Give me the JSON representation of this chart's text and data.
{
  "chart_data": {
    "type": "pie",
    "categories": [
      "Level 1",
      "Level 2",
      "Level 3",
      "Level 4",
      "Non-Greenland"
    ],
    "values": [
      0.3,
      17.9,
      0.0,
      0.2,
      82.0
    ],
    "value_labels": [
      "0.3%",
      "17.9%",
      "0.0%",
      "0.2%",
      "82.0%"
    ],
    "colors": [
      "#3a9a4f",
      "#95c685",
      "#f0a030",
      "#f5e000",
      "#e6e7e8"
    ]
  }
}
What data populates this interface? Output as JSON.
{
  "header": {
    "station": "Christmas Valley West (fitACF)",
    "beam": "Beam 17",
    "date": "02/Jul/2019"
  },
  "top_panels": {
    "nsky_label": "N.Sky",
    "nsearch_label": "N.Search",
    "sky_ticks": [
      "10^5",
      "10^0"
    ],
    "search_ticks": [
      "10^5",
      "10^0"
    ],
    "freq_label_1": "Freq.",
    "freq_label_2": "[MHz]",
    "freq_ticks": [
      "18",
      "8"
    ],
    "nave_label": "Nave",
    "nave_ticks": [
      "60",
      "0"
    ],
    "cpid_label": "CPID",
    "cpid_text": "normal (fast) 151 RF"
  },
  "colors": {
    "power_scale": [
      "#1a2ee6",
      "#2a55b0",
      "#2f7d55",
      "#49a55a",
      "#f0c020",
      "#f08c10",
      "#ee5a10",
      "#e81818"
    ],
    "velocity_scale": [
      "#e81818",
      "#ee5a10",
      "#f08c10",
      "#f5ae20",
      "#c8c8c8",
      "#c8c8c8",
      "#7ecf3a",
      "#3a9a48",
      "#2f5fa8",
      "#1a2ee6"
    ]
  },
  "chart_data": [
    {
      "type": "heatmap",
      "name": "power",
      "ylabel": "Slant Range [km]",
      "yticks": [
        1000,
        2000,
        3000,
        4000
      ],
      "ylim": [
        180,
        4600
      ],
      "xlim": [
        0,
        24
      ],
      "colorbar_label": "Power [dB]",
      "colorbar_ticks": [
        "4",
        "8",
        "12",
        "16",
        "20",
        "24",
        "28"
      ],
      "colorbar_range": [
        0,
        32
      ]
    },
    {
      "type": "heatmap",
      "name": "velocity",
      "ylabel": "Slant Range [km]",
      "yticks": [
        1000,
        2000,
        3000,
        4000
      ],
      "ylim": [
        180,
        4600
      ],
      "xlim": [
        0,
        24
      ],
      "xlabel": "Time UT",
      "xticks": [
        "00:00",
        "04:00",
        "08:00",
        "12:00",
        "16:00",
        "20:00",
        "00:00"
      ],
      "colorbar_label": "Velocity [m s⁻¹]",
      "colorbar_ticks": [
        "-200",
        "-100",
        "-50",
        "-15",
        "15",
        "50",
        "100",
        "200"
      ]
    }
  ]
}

....................

Short exercise:
Return every entry exactly as given.

Solution below:
Give me the JSON representation of this chart's text and data.
{
  "chart_data": {
    "type": "pie",
    "categories": [
      "Level 1",
      "Level 2",
      "Level 3",
      "Level 4",
      "Non-Greenland"
    ],
    "values": [
      0.3,
      17.9,
      0.0,
      0.2,
      82.0
    ],
    "value_labels": [
      "0.3%",
      "17.9%",
      "0.0%",
      "0.2%",
      "82.0%"
    ],
    "colors": [
      "#3a9a4f",
      "#95c685",
      "#f0a030",
      "#f5e000",
      "#e6e7e8"
    ]
  }
}
What data populates this interface? Output as JSON.
{
  "header": {
    "station": "Christmas Valley West (fitACF)",
    "beam": "Beam 17",
    "date": "02/Jul/2019"
  },
  "top_panels": {
    "nsky_label": "N.Sky",
    "nsearch_label": "N.Search",
    "sky_ticks": [
      "10^5",
      "10^0"
    ],
    "search_ticks": [
      "10^5",
      "10^0"
    ],
    "freq_label_1": "Freq.",
    "freq_label_2": "[MHz]",
    "freq_ticks": [
      "18",
      "8"
    ],
    "nave_label": "Nave",
    "nave_ticks": [
      "60",
      "0"
    ],
    "cpid_label": "CPID",
    "cpid_text": "normal (fast) 151 RF"
  },
  "colors": {
    "power_scale": [
      "#1a2ee6",
      "#2a55b0",
      "#2f7d55",
      "#49a55a",
      "#f0c020",
      "#f08c10",
      "#ee5a10",
      "#e81818"
    ],
    "velocity_scale": [
      "#e81818",
      "#ee5a10",
      "#f08c10",
      "#f5ae20",
      "#c8c8c8",
      "#c8c8c8",
      "#7ecf3a",
      "#3a9a48",
      "#2f5fa8",
      "#1a2ee6"
    ]
  },
  "chart_data": [
    {
      "type": "heatmap",
      "name": "power",
      "ylabel": "Slant Range [km]",
      "yticks": [
        1000,
        2000,
        3000,
        4000
      ],
      "ylim": [
        180,
        4600
      ],
      "xlim": [
        0,
        24
      ],
      "colorbar_label": "Power [dB]",
      "colorbar_ticks": [
        "4",
        "8",
        "12",
        "16",
        "20",
        "24",
        "28"
      ],
      "colorbar_range": [
        0,
        32
      ]
    },
    {
      "type": "heatmap",
      "name": "velocity",
      "ylabel": "Slant Range [km]",
      "yticks": [
        1000,
        2000,
        3000,
        4000
      ],
      "ylim": [
        180,
        4600
      ],
      "xlim": [
        0,
        24
      ],
      "xlabel": "Time UT",
      "xticks": [
        "00:00",
        "04:00",
        "08:00",
        "12:00",
        "16:00",
        "20:00",
        "00:00"
      ],
      "colorbar_label": "Velocity [m s⁻¹]",
      "colorbar_ticks": [
        "-200",
        "-100",
        "-50",
        "-15",
        "15",
        "50",
        "100",
        "200"
      ]
    }
  ]
}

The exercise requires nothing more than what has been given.